Goal | Read the listing and extract each line that includes the word "screenshot".

Figure data in JSON
= = =

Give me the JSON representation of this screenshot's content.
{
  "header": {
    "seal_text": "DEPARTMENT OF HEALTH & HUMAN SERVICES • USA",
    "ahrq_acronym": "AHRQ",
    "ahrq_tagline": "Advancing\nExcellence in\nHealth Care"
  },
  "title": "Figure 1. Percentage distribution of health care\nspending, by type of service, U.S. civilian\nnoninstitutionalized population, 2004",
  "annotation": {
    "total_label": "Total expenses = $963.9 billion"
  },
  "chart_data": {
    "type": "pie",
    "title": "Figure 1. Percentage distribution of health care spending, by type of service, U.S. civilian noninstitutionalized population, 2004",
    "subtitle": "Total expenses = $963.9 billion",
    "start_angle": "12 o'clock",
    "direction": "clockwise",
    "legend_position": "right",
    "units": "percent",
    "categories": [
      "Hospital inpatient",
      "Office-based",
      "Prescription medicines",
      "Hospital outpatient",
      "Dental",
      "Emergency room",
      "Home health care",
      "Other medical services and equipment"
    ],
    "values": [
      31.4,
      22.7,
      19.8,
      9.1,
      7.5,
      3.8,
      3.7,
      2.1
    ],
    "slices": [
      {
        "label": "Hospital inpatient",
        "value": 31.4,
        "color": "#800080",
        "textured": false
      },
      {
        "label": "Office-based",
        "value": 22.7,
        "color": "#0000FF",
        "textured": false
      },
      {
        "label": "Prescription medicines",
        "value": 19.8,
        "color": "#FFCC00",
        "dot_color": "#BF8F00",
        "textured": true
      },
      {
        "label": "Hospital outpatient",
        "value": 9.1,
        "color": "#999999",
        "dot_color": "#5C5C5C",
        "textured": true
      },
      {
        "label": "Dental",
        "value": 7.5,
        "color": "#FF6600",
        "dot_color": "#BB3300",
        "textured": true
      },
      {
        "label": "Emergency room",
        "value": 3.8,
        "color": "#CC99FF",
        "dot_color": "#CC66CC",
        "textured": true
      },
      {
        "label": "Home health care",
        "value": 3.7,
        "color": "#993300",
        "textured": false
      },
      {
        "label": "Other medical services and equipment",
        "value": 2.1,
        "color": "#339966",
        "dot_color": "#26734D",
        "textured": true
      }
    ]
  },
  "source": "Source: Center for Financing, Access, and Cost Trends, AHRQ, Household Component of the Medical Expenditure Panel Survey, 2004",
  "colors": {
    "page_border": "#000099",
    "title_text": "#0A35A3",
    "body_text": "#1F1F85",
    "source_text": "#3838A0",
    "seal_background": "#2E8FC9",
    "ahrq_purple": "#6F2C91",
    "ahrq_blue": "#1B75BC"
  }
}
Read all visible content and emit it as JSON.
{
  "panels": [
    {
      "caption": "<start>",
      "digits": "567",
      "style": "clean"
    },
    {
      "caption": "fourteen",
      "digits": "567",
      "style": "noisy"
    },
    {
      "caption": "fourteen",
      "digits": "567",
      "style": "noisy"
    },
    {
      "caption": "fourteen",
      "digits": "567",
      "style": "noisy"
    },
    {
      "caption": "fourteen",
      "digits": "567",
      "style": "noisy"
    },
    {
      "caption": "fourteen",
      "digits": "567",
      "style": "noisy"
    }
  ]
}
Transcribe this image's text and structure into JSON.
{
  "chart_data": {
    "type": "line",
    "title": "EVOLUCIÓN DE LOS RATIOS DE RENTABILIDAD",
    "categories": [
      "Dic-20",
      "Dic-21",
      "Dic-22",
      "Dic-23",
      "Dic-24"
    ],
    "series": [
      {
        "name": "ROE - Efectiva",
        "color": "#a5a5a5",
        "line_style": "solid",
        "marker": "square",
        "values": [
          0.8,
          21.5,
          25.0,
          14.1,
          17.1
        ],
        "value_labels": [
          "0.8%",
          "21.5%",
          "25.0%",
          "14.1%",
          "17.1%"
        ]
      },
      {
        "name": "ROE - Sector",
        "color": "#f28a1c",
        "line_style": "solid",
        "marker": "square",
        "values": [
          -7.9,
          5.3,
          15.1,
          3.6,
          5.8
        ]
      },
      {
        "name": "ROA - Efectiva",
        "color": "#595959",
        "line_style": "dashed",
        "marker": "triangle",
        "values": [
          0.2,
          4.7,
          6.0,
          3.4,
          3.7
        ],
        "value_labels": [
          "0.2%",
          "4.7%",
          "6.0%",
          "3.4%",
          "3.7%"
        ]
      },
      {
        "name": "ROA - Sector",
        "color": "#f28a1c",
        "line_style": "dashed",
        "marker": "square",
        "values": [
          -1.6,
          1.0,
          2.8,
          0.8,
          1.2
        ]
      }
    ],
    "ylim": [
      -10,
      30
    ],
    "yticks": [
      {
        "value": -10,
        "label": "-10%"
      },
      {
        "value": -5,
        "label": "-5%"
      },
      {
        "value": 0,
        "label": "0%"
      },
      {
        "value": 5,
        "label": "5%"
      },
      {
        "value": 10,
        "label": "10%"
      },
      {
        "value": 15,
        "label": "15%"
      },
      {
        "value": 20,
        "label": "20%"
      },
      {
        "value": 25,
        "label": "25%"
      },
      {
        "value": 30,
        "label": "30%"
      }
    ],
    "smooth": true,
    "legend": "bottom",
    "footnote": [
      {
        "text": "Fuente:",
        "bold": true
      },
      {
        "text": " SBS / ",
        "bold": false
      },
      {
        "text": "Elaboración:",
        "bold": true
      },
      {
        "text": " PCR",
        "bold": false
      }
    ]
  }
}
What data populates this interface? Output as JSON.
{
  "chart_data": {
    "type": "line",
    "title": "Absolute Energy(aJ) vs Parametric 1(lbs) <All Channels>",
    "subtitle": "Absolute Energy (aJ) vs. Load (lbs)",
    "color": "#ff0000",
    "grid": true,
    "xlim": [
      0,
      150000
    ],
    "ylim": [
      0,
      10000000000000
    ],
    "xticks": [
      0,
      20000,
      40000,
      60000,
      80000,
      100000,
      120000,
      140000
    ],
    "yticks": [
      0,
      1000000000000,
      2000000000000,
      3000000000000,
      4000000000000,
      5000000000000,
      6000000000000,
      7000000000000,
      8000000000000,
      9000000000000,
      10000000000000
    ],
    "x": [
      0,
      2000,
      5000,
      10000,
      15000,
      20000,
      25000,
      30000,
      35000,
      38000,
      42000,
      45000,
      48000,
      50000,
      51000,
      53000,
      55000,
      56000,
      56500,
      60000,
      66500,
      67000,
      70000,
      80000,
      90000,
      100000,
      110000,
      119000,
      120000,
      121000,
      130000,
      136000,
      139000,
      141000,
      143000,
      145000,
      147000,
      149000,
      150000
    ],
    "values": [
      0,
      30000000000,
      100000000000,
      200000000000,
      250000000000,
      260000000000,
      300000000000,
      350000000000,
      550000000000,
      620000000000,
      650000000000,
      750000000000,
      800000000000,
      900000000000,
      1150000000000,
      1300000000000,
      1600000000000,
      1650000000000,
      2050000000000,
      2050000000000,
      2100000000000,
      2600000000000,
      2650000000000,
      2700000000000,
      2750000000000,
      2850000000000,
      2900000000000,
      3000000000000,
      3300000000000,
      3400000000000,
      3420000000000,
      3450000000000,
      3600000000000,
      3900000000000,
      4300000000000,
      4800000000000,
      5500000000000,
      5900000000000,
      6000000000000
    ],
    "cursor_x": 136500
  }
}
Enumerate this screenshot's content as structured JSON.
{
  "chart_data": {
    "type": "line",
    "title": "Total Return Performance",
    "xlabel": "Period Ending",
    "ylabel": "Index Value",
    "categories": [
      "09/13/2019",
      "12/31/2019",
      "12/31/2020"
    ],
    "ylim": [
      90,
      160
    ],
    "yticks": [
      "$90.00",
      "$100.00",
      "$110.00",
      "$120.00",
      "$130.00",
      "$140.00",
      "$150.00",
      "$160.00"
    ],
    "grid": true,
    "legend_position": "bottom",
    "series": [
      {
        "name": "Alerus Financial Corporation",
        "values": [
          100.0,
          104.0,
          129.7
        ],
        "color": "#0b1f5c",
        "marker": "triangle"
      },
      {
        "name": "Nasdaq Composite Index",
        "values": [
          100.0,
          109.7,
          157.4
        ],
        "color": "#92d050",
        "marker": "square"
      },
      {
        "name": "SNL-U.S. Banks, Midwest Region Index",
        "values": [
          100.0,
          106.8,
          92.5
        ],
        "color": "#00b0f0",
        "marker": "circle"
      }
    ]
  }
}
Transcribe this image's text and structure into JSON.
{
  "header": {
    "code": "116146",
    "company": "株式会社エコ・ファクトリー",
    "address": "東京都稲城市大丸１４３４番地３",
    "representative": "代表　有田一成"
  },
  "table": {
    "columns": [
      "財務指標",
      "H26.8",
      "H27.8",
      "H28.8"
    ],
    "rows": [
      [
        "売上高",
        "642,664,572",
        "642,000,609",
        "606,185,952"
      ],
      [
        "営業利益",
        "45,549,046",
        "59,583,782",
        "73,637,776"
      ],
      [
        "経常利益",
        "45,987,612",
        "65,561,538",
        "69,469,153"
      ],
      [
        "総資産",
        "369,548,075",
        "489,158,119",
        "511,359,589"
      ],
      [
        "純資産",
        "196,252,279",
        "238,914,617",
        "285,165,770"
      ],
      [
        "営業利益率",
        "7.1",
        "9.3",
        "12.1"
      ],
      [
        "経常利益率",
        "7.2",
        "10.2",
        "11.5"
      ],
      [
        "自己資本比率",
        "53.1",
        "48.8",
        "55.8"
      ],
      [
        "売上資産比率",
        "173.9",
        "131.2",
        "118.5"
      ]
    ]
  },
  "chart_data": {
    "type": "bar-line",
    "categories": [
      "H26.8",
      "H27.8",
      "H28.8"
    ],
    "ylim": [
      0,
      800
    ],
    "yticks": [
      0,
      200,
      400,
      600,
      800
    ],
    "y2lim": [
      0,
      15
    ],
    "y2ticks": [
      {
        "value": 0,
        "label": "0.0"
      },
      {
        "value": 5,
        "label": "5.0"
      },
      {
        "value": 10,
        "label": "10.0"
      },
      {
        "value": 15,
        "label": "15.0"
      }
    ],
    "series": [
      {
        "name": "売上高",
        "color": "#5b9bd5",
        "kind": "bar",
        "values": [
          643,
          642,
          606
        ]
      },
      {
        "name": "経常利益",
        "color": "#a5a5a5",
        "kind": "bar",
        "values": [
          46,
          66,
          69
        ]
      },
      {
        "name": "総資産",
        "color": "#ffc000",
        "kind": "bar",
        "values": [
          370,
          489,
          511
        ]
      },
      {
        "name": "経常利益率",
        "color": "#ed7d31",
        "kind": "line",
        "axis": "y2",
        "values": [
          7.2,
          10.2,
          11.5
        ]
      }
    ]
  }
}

= = =

Solution for this task |
Give me the JSON representation of this screenshot's content.
Enumerate this screenshot's content as structured JSON.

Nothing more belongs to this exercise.